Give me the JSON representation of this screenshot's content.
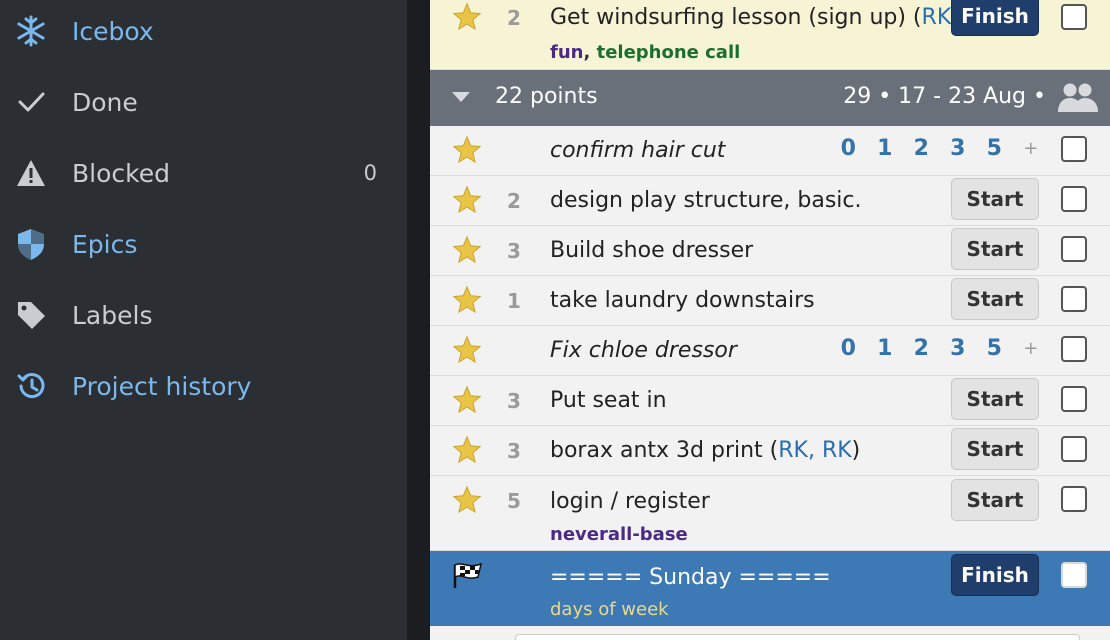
{
  "sidebar": {
    "items": [
      {
        "label": "Icebox",
        "icon": "snowflake-icon",
        "style": "blue"
      },
      {
        "label": "Done",
        "icon": "checkmark-icon",
        "style": "grey"
      },
      {
        "label": "Blocked",
        "icon": "warning-icon",
        "style": "grey",
        "count": "0"
      },
      {
        "label": "Epics",
        "icon": "shield-icon",
        "style": "blue"
      },
      {
        "label": "Labels",
        "icon": "tag-icon",
        "style": "grey"
      },
      {
        "label": "Project history",
        "icon": "history-icon",
        "style": "blue"
      }
    ]
  },
  "top_story": {
    "points": "2",
    "title_prefix": "Get windsurfing lesson (sign up) (",
    "owner": "RK",
    "title_suffix": ")",
    "button": "Finish",
    "label_1": "fun",
    "label_sep": ",",
    "label_2": "telephone call"
  },
  "iteration": {
    "points": "22 points",
    "dates": "29 • 17 - 23 Aug •"
  },
  "stories": [
    {
      "points": "",
      "title": "confirm hair cut",
      "unestimated": true
    },
    {
      "points": "2",
      "title": "design play structure, basic.",
      "button": "Start"
    },
    {
      "points": "3",
      "title": "Build shoe dresser",
      "button": "Start"
    },
    {
      "points": "1",
      "title": "take laundry downstairs",
      "button": "Start"
    },
    {
      "points": "",
      "title": "Fix chloe dressor",
      "unestimated": true
    },
    {
      "points": "3",
      "title": "Put seat in",
      "button": "Start"
    },
    {
      "points": "3",
      "title_prefix": "borax antx 3d print (",
      "owners": "RK, RK",
      "title_suffix": ")",
      "button": "Start"
    },
    {
      "points": "5",
      "title": "login / register",
      "button": "Start",
      "label": "neverall-base"
    }
  ],
  "estimate_options": [
    "0",
    "1",
    "2",
    "3",
    "5",
    "+"
  ],
  "release": {
    "title": "===== Sunday =====",
    "button": "Finish",
    "label": "days of week"
  },
  "colors": {
    "sidebar_bg": "#2b2f33",
    "accent_blue": "#7ab8ee",
    "accepted_bg": "#f7f4d6",
    "release_bg": "#3d7ab5",
    "finish_btn": "#1f3e6b",
    "star": "#e8c547"
  }
}
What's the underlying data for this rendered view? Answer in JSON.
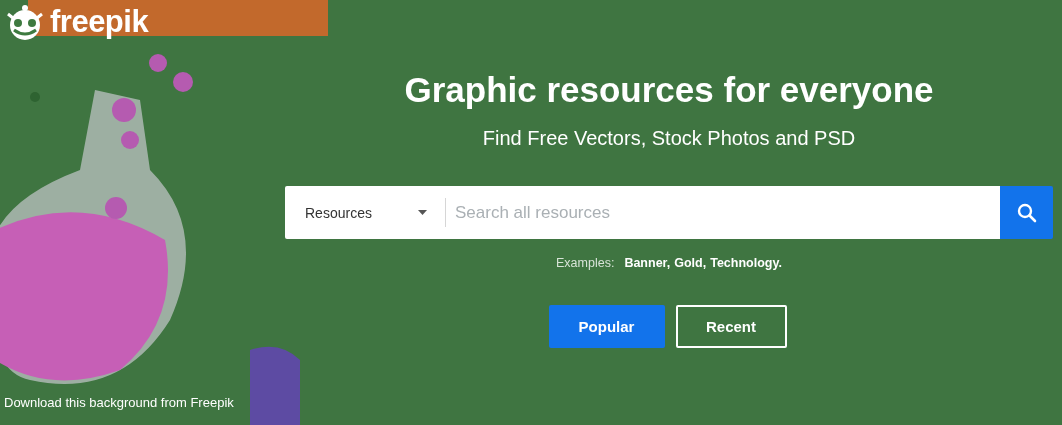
{
  "logo": {
    "text": "freepik"
  },
  "hero": {
    "title": "Graphic resources for everyone",
    "subtitle": "Find Free Vectors, Stock Photos and PSD"
  },
  "search": {
    "category": "Resources",
    "placeholder": "Search all resources"
  },
  "examples": {
    "label": "Examples:",
    "items": [
      "Banner,",
      "Gold,",
      "Technology."
    ]
  },
  "tabs": [
    {
      "label": "Popular",
      "selected": true
    },
    {
      "label": "Recent",
      "selected": false
    }
  ],
  "footer": {
    "text": "Download this background from Freepik"
  }
}
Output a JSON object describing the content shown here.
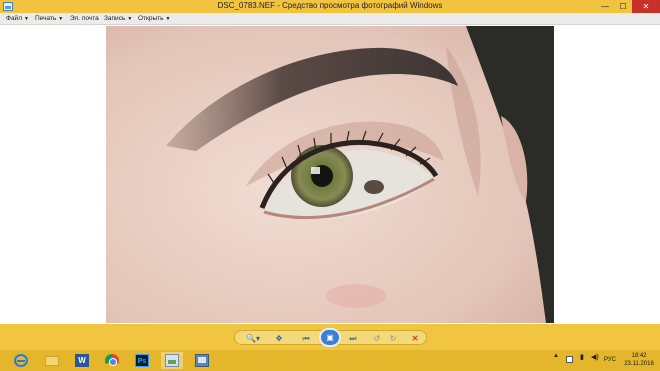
{
  "window": {
    "title": "DSC_0783.NEF - Средство просмотра фотографий Windows",
    "minimize": "—",
    "maximize": "☐",
    "close": "✕"
  },
  "menu": {
    "file": "Файл",
    "print": "Печать",
    "email": "Эл. почта",
    "burn": "Запись",
    "open": "Открыть",
    "caret": "▼"
  },
  "photo": {
    "icon": "photo"
  },
  "controls": {
    "zoom": "🔍▾",
    "fit": "✥",
    "prev": "⏮",
    "slideshow": "▣",
    "next": "⏭",
    "rotate_left": "↺",
    "rotate_right": "↻",
    "delete": "✕"
  },
  "taskbar": {
    "apps": [
      {
        "name": "internet-explorer-icon"
      },
      {
        "name": "file-explorer-icon"
      },
      {
        "name": "word-icon",
        "glyph": "W"
      },
      {
        "name": "chrome-icon"
      },
      {
        "name": "photoshop-icon",
        "glyph": "Ps"
      },
      {
        "name": "photo-viewer-icon"
      },
      {
        "name": "image-app-icon"
      }
    ],
    "tray": {
      "up_arrow": "▲",
      "network": "▮",
      "volume": "◀)",
      "language": "РУС"
    },
    "time": "18:42",
    "date": "23.11.2016"
  },
  "colors": {
    "titlebar": "#f2c33f",
    "close_button": "#c7312a",
    "controlbar": "#f0c640",
    "taskbar": "#e3b62c",
    "slideshow_button": "#3d7fd0"
  }
}
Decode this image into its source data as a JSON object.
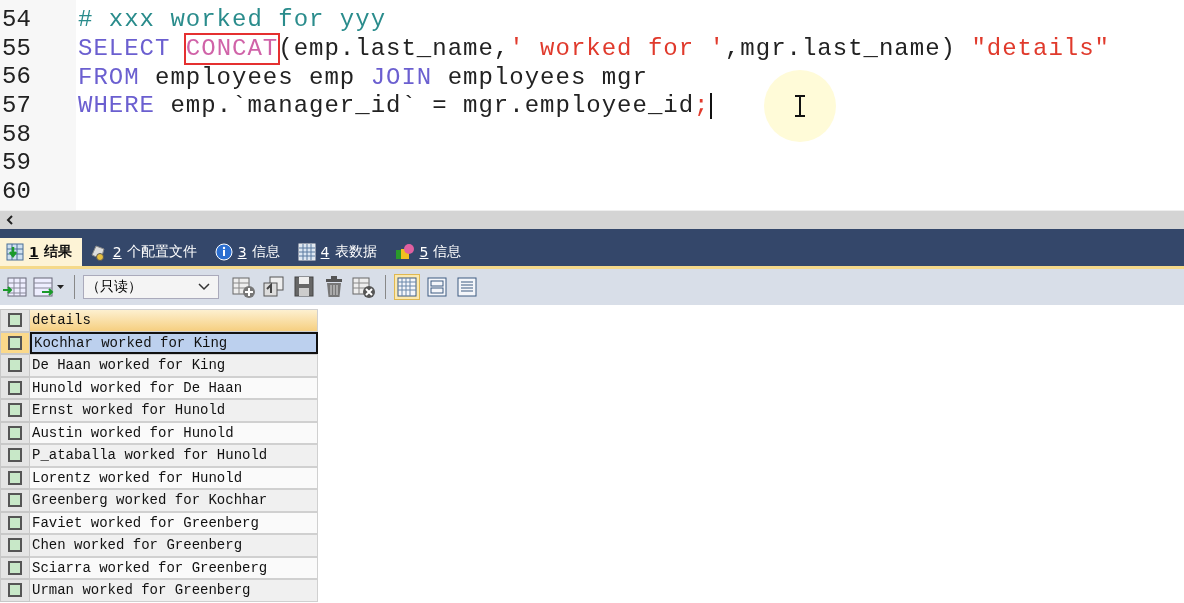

-=-=-

The exercise
Omit the pictures and write out exactly the lines from the one containing "What's the underlying" through the last line of the material.

Full solution
What's the underlying data for this rendered view? Answer in JSON.
{
  "logo": {
    "text": "freepik"
  },
  "hero": {
    "title": "Graphic resources for everyone",
    "subtitle": "Find Free Vectors, Stock Photos and PSD"
  },
  "search": {
    "category": "Resources",
    "placeholder": "Search all resources"
  },
  "examples": {
    "label": "Examples:",
    "items": [
      "Banner,",
      "Gold,",
      "Technology."
    ]
  },
  "tabs": [
    {
      "label": "Popular",
      "selected": true
    },
    {
      "label": "Recent",
      "selected": false
    }
  ],
  "footer": {
    "text": "Download this background from Freepik"
  }
}
Output a JSON object describing the content shown here.
{
  "window": {
    "title": "DSC_0783.NEF - Средство просмотра фотографий Windows",
    "minimize": "—",
    "maximize": "☐",
    "close": "✕"
  },
  "menu": {
    "file": "Файл",
    "print": "Печать",
    "email": "Эл. почта",
    "burn": "Запись",
    "open": "Открыть",
    "caret": "▼"
  },
  "photo": {
    "icon": "photo"
  },
  "controls": {
    "zoom": "🔍▾",
    "fit": "✥",
    "prev": "⏮",
    "slideshow": "▣",
    "next": "⏭",
    "rotate_left": "↺",
    "rotate_right": "↻",
    "delete": "✕"
  },
  "taskbar": {
    "apps": [
      {
        "name": "internet-explorer-icon"
      },
      {
        "name": "file-explorer-icon"
      },
      {
        "name": "word-icon",
        "glyph": "W"
      },
      {
        "name": "chrome-icon"
      },
      {
        "name": "photoshop-icon",
        "glyph": "Ps"
      },
      {
        "name": "photo-viewer-icon"
      },
      {
        "name": "image-app-icon"
      }
    ],
    "tray": {
      "up_arrow": "▲",
      "network": "▮",
      "volume": "◀)",
      "language": "РУС"
    },
    "time": "18:42",
    "date": "23.11.2016"
  },
  "colors": {
    "titlebar": "#f2c33f",
    "close_button": "#c7312a",
    "controlbar": "#f0c640",
    "taskbar": "#e3b62c",
    "slideshow_button": "#3d7fd0"
  }
}
Decode this image into its source data as a JSON object.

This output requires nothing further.